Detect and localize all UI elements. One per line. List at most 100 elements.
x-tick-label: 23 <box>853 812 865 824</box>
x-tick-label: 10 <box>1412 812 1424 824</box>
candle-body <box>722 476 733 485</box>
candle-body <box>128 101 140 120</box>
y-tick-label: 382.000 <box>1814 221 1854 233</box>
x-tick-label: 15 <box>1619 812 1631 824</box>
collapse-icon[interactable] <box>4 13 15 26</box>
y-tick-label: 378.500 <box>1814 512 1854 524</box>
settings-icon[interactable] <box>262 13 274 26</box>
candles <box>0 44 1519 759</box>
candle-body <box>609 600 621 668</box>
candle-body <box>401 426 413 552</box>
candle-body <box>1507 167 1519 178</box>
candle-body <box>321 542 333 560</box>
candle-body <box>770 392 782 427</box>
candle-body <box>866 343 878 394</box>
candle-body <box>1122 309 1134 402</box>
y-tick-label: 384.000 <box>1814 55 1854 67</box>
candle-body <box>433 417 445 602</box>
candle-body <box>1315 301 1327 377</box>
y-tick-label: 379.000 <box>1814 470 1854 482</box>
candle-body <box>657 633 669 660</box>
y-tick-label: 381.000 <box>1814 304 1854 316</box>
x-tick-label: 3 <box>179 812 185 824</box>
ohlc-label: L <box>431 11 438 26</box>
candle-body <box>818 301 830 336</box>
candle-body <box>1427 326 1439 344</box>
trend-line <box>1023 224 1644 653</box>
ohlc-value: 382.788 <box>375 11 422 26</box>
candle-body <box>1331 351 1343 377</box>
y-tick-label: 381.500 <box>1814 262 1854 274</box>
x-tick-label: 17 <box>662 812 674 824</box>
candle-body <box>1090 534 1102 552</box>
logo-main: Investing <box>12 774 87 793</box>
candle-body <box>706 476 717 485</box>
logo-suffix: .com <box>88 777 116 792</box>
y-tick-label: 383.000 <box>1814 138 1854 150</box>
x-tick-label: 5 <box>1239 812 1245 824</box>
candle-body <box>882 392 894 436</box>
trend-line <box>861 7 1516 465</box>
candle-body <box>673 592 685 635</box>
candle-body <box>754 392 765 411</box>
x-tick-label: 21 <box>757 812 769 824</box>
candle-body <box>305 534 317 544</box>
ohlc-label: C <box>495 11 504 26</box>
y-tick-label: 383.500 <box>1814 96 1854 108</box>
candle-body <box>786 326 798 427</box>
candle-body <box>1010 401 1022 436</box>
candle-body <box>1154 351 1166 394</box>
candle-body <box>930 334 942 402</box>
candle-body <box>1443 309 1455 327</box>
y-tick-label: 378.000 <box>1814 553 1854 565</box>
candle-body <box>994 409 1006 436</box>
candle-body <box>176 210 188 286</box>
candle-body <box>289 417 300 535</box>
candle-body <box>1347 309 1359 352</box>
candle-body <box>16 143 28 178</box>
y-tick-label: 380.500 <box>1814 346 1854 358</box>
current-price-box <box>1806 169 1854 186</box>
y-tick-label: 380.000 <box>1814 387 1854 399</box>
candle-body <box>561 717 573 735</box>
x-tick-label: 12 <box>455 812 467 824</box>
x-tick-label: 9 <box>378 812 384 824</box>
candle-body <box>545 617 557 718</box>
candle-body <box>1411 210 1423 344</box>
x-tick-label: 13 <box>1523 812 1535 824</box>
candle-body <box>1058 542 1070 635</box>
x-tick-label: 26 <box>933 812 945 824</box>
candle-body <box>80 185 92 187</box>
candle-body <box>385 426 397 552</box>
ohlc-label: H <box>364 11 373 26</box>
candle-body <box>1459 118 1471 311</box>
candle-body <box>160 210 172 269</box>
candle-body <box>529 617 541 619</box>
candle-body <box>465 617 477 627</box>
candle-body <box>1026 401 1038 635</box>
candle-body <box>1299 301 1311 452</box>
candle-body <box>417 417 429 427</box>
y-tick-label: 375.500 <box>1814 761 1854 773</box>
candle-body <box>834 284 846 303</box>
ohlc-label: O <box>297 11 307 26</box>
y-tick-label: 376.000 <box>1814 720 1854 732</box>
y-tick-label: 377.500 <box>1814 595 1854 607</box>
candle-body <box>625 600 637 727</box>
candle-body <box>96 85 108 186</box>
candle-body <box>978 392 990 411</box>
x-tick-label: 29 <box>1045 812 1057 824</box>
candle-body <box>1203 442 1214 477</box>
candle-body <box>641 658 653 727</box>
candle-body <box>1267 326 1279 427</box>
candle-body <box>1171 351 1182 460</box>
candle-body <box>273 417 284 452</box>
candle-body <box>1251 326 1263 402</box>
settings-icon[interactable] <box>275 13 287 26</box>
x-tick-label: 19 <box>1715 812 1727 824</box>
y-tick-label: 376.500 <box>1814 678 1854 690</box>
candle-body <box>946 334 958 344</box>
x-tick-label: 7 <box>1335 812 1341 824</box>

——

WHAT THE EXERCISE ASKS -
Return every line of the entries above as a JSON list of strings, one string per line, with blank lines left out.

THE ANSWER -
[
  "Detect and localize all UI elements. One per line. List at most 100 elements.",
  "x-tick-label: 23 <box>853 812 865 824</box>",
  "x-tick-label: 10 <box>1412 812 1424 824</box>",
  "candle-body <box>722 476 733 485</box>",
  "candle-body <box>128 101 140 120</box>",
  "y-tick-label: 382.000 <box>1814 221 1854 233</box>",
  "x-tick-label: 15 <box>1619 812 1631 824</box>",
  "collapse-icon[interactable] <box>4 13 15 26</box>",
  "y-tick-label: 378.500 <box>1814 512 1854 524</box>",
  "settings-icon[interactable] <box>262 13 274 26</box>",
  "candles <box>0 44 1519 759</box>",
  "candle-body <box>609 600 621 668</box>",
  "candle-body <box>401 426 413 552</box>",
  "candle-body <box>1507 167 1519 178</box>",
  "candle-body <box>321 542 333 560</box>",
  "candle-body <box>770 392 782 427</box>",
  "candle-body <box>866 343 878 394</box>",
  "candle-body <box>1122 309 1134 402</box>",
  "y-tick-label: 384.000 <box>1814 55 1854 67</box>",
  "candle-body <box>433 417 445 602</box>",
  "candle-body <box>1315 301 1327 377</box>",
  "y-tick-label: 379.000 <box>1814 470 1854 482</box>",
  "candle-body <box>657 633 669 660</box>",
  "y-tick-label: 381.000 <box>1814 304 1854 316</box>",
  "x-tick-label: 3 <box>179 812 185 824</box>",
  "ohlc-label: L <box>431 11 438 26</box>",
  "candle-body <box>818 301 830 336</box>",
  "candle-body <box>1427 326 1439 344</box>",
  "trend-line <box>1023 224 1644 653</box>",
  "ohlc-value: 382.788 <box>375 11 422 26</box>",
  "candle-body <box>1331 351 1343 377</box>",
  "y-tick-label: 381.500 <box>1814 262 1854 274</box>",
  "x-tick-label: 17 <box>662 812 674 824</box>",
  "candle-body <box>1090 534 1102 552</box>",
  "logo-main: Investing <box>12 774 87 793</box>",
  "candle-body <box>706 476 717 485</box>",
  "logo-suffix: .com <box>88 777 116 792</box>",
  "y-tick-label: 383.000 <box>1814 138 1854 150</box>",
  "x-tick-label: 5 <box>1239 812 1245 824</box>",
  "candle-body <box>882 392 894 436</box>",
  "trend-line <box>861 7 1516 465</box>",
  "candle-body <box>673 592 685 635</box>",
  "candle-body <box>754 392 765 411</box>",
  "x-tick-label: 21 <box>757 812 769 824</box>",
  "candle-body <box>305 534 317 544</box>",
  "ohlc-label: C <box>495 11 504 26</box>",
  "y-tick-label: 383.500 <box>1814 96 1854 108</box>",
  "candle-body <box>786 326 798 427</box>",
  "candle-body <box>1010 401 1022 436</box>",
  "candle-body <box>1154 351 1166 394</box>",
  "candle-body <box>930 334 942 402</box>",
  "candle-body <box>1443 309 1455 327</box>",
  "y-tick-label: 378.000 <box>1814 553 1854 565</box>",
  "candle-body <box>994 409 1006 436</box>",
  "candle-body <box>176 210 188 286</box>",
  "candle-body <box>289 417 300 535</box>",
  "candle-body <box>1347 309 1359 352</box>",
  "candle-body <box>16 143 28 178</box>",
  "y-tick-label: 380.500 <box>1814 346 1854 358</box>",
  "current-price-box <box>1806 169 1854 186</box>",
  "y-tick-label: 380.000 <box>1814 387 1854 399</box>",
  "candle-body <box>561 717 573 735</box>",
  "x-tick-label: 12 <box>455 812 467 824</box>",
  "x-tick-label: 9 <box>378 812 384 824</box>",
  "candle-body <box>545 617 557 718</box>",
  "candle-body <box>1411 210 1423 344</box>",
  "x-tick-label: 13 <box>1523 812 1535 824</box>",
  "candle-body <box>1058 542 1070 635</box>",
  "x-tick-label: 26 <box>933 812 945 824</box>",
  "candle-body <box>80 185 92 187</box>",
  "candle-body <box>385 426 397 552</box>",
  "ohlc-label: H <box>364 11 373 26</box>",
  "candle-body <box>1459 118 1471 311</box>",
  "candle-body <box>160 210 172 269</box>",
  "candle-body <box>529 617 541 619</box>",
  "candle-body <box>465 617 477 627</box>",
  "candle-body <box>1026 401 1038 635</box>",
  "candle-body <box>1299 301 1311 452</box>",
  "candle-body <box>417 417 429 427</box>",
  "y-tick-label: 375.500 <box>1814 761 1854 773</box>",
  "candle-body <box>834 284 846 303</box>",
  "ohlc-label: O <box>297 11 307 26</box>",
  "y-tick-label: 376.000 <box>1814 720 1854 732</box>",
  "y-tick-label: 377.500 <box>1814 595 1854 607</box>",
  "candle-body <box>625 600 637 727</box>",
  "candle-body <box>96 85 108 186</box>",
  "candle-body <box>978 392 990 411</box>",
  "x-tick-label: 29 <box>1045 812 1057 824</box>",
  "candle-body <box>1203 442 1214 477</box>",
  "candle-body <box>641 658 653 727</box>",
  "candle-body <box>1267 326 1279 427</box>",
  "candle-body <box>1171 351 1182 460</box>",
  "candle-body <box>273 417 284 452</box>",
  "candle-body <box>1251 326 1263 402</box>",
  "settings-icon[interactable] <box>275 13 287 26</box>",
  "x-tick-label: 19 <box>1715 812 1727 824</box>",
  "y-tick-label: 376.500 <box>1814 678 1854 690</box>",
  "candle-body <box>946 334 958 344</box>",
  "x-tick-label: 7 <box>1335 812 1341 824</box>"
]